### [Activity]
Wherever the string "Cells" shows up in the records below, return that line.

### [Records to use]
================
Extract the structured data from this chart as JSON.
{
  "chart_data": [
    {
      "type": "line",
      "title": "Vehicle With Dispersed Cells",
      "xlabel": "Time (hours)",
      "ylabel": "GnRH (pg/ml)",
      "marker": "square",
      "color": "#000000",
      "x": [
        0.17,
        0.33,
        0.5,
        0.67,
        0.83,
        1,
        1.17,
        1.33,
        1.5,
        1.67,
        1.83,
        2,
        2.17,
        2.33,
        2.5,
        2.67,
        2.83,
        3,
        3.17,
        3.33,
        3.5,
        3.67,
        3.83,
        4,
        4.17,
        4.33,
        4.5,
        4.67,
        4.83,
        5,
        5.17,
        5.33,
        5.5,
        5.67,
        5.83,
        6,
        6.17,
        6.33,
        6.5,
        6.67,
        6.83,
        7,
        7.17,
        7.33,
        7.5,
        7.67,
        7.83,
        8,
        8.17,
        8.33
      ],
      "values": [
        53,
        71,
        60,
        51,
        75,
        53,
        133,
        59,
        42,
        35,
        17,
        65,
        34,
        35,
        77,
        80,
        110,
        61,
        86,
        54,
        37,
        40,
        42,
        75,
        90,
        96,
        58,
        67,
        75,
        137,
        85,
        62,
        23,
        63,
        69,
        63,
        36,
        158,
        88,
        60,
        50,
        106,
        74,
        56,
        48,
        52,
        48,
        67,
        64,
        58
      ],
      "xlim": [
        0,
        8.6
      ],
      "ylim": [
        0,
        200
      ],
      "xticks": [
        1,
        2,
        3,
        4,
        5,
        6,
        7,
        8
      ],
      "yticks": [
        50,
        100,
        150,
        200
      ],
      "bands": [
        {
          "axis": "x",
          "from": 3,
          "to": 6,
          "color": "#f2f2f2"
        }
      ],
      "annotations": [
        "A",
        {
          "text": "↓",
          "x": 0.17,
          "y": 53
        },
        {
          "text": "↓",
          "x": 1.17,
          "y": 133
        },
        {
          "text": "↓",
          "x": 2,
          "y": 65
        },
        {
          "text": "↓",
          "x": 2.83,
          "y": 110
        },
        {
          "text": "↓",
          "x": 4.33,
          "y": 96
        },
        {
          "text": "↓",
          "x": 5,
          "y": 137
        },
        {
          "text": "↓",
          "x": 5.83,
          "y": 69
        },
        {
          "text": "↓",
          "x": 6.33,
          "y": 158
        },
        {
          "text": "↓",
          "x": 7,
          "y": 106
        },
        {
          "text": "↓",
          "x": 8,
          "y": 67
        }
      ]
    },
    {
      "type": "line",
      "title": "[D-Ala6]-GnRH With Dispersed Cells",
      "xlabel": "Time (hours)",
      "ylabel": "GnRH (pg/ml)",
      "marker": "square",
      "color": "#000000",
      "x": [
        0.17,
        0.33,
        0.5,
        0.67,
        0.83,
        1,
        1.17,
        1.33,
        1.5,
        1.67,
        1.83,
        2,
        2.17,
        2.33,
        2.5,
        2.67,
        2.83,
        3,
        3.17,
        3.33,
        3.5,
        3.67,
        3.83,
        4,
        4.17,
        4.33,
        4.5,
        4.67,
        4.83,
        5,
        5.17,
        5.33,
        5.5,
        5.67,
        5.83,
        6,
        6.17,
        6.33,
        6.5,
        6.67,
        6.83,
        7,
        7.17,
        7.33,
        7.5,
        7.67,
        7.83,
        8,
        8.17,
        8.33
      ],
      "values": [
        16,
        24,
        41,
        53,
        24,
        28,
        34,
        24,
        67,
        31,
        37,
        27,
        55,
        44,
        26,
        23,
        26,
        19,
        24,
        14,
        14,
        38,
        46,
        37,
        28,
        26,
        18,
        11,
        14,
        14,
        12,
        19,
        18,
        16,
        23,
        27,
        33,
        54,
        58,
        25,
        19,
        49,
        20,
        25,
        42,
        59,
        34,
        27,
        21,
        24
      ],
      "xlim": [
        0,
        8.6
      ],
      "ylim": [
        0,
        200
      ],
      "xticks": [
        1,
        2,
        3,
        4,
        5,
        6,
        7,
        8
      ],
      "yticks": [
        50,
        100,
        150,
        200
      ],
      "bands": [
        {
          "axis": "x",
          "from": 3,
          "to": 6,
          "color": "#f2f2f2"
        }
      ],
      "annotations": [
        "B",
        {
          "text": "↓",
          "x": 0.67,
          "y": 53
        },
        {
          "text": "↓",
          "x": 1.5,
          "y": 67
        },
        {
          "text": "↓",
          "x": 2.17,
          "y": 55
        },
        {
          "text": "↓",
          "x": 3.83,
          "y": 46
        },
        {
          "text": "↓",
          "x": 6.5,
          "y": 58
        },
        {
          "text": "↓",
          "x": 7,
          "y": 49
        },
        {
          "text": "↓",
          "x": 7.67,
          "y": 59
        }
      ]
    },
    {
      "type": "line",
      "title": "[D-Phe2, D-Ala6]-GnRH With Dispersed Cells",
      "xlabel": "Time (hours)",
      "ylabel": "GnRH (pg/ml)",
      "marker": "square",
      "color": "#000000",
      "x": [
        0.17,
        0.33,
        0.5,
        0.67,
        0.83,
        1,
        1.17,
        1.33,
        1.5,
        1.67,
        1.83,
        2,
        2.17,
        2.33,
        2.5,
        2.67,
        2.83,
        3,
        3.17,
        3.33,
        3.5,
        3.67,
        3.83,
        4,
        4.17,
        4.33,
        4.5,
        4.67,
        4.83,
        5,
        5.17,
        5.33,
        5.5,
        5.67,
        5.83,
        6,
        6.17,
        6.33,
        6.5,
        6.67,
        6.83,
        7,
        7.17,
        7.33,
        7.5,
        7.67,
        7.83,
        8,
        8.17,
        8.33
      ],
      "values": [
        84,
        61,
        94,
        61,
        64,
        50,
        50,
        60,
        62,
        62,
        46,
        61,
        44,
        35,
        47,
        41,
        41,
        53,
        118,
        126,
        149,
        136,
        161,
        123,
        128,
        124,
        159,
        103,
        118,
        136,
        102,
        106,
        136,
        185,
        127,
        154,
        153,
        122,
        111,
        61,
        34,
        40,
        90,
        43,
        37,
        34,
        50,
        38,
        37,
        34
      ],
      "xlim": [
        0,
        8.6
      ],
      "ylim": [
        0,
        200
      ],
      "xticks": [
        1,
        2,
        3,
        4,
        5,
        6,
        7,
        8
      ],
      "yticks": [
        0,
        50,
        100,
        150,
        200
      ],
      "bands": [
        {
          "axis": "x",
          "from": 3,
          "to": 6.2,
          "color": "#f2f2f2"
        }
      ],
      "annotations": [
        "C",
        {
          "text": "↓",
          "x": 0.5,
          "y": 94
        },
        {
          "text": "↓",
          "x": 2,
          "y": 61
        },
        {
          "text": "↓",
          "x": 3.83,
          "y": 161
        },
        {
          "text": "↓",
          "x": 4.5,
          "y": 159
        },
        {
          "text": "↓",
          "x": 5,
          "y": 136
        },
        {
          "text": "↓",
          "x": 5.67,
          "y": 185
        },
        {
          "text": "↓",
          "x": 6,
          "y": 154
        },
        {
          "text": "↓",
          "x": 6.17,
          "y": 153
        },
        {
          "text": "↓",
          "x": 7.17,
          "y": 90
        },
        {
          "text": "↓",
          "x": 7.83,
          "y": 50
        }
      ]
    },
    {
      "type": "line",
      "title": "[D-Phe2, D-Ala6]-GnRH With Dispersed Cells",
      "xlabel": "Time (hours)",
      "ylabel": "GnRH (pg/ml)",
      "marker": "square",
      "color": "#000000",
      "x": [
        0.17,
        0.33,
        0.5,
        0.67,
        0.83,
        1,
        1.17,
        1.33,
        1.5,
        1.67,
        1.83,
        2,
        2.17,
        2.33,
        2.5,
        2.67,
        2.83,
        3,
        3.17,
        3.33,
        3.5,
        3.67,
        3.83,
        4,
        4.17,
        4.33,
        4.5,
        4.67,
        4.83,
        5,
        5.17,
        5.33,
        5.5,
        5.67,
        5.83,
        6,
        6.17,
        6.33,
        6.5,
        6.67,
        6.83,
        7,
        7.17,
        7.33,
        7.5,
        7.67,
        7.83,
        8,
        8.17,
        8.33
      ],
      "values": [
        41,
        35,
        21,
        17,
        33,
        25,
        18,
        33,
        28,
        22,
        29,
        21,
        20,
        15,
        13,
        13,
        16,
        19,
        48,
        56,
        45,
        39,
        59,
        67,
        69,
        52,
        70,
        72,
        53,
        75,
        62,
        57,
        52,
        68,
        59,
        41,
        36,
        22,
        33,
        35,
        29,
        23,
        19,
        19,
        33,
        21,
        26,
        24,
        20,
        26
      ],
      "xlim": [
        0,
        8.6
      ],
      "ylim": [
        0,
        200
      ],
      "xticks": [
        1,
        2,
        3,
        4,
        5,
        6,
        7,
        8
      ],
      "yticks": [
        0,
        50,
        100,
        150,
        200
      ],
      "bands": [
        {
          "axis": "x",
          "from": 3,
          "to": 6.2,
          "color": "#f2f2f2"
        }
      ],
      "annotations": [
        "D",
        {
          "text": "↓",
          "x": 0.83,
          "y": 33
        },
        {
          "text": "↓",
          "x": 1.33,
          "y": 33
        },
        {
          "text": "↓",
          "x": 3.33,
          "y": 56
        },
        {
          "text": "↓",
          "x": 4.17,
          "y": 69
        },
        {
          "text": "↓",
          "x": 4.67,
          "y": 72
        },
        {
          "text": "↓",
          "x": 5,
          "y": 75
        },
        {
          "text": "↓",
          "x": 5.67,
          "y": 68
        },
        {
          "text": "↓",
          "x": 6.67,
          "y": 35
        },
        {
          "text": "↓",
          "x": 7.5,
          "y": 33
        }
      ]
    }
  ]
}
================
### [Written solution]
      "title": "Vehicle With Dispersed Cells",
      "title": "[D-Ala6]-GnRH With Dispersed Cells",
      "title": "[D-Phe2, D-Ala6]-GnRH With Dispersed Cells",
      "title": "[D-Phe2, D-Ala6]-GnRH With Dispersed Cells",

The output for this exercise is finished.